▶ Data excerpts
++++++++++
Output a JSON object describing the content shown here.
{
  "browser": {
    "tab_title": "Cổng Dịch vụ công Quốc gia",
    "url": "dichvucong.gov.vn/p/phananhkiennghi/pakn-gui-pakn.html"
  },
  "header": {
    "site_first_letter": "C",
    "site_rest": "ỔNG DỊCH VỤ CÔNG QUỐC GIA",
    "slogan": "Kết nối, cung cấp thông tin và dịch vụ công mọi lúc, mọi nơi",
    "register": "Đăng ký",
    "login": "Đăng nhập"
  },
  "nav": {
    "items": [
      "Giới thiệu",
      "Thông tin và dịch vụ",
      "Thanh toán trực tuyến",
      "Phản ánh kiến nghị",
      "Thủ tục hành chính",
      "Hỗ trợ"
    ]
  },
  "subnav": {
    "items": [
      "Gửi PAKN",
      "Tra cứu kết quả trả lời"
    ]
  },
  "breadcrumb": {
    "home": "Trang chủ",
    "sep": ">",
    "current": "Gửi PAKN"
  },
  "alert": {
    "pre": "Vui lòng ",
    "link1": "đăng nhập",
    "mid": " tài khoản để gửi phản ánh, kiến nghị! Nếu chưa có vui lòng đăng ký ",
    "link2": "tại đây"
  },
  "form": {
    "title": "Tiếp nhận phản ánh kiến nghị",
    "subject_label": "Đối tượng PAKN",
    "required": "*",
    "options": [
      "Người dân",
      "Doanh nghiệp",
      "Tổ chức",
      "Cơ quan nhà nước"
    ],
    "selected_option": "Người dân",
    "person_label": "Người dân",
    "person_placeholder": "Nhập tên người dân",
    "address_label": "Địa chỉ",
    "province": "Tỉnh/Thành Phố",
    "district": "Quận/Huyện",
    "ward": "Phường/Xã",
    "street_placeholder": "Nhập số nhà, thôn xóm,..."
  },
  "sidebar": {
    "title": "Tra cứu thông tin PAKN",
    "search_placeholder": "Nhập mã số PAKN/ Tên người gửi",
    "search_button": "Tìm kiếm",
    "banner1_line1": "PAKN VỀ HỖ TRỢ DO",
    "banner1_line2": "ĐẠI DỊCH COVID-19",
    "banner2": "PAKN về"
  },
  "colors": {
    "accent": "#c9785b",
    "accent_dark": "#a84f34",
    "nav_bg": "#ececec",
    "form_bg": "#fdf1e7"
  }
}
++++++++++
Give every line of the material again, exactly as it reads.

▶ OUTPUT OF THE TASK
Output a JSON object describing the content shown here.
{
  "browser": {
    "tab_title": "Cổng Dịch vụ công Quốc gia",
    "url": "dichvucong.gov.vn/p/phananhkiennghi/pakn-gui-pakn.html"
  },
  "header": {
    "site_first_letter": "C",
    "site_rest": "ỔNG DỊCH VỤ CÔNG QUỐC GIA",
    "slogan": "Kết nối, cung cấp thông tin và dịch vụ công mọi lúc, mọi nơi",
    "register": "Đăng ký",
    "login": "Đăng nhập"
  },
  "nav": {
    "items": [
      "Giới thiệu",
      "Thông tin và dịch vụ",
      "Thanh toán trực tuyến",
      "Phản ánh kiến nghị",
      "Thủ tục hành chính",
      "Hỗ trợ"
    ]
  },
  "subnav": {
    "items": [
      "Gửi PAKN",
      "Tra cứu kết quả trả lời"
    ]
  },
  "breadcrumb": {
    "home": "Trang chủ",
    "sep": ">",
    "current": "Gửi PAKN"
  },
  "alert": {
    "pre": "Vui lòng ",
    "link1": "đăng nhập",
    "mid": " tài khoản để gửi phản ánh, kiến nghị! Nếu chưa có vui lòng đăng ký ",
    "link2": "tại đây"
  },
  "form": {
    "title": "Tiếp nhận phản ánh kiến nghị",
    "subject_label": "Đối tượng PAKN",
    "required": "*",
    "options": [
      "Người dân",
      "Doanh nghiệp",
      "Tổ chức",
      "Cơ quan nhà nước"
    ],
    "selected_option": "Người dân",
    "person_label": "Người dân",
    "person_placeholder": "Nhập tên người dân",
    "address_label": "Địa chỉ",
    "province": "Tỉnh/Thành Phố",
    "district": "Quận/Huyện",
    "ward": "Phường/Xã",
    "street_placeholder": "Nhập số nhà, thôn xóm,..."
  },
  "sidebar": {
    "title": "Tra cứu thông tin PAKN",
    "search_placeholder": "Nhập mã số PAKN/ Tên người gửi",
    "search_button": "Tìm kiếm",
    "banner1_line1": "PAKN VỀ HỖ TRỢ DO",
    "banner1_line2": "ĐẠI DỊCH COVID-19",
    "banner2": "PAKN về"
  },
  "colors": {
    "accent": "#c9785b",
    "accent_dark": "#a84f34",
    "nav_bg": "#ececec",
    "form_bg": "#fdf1e7"
  }
}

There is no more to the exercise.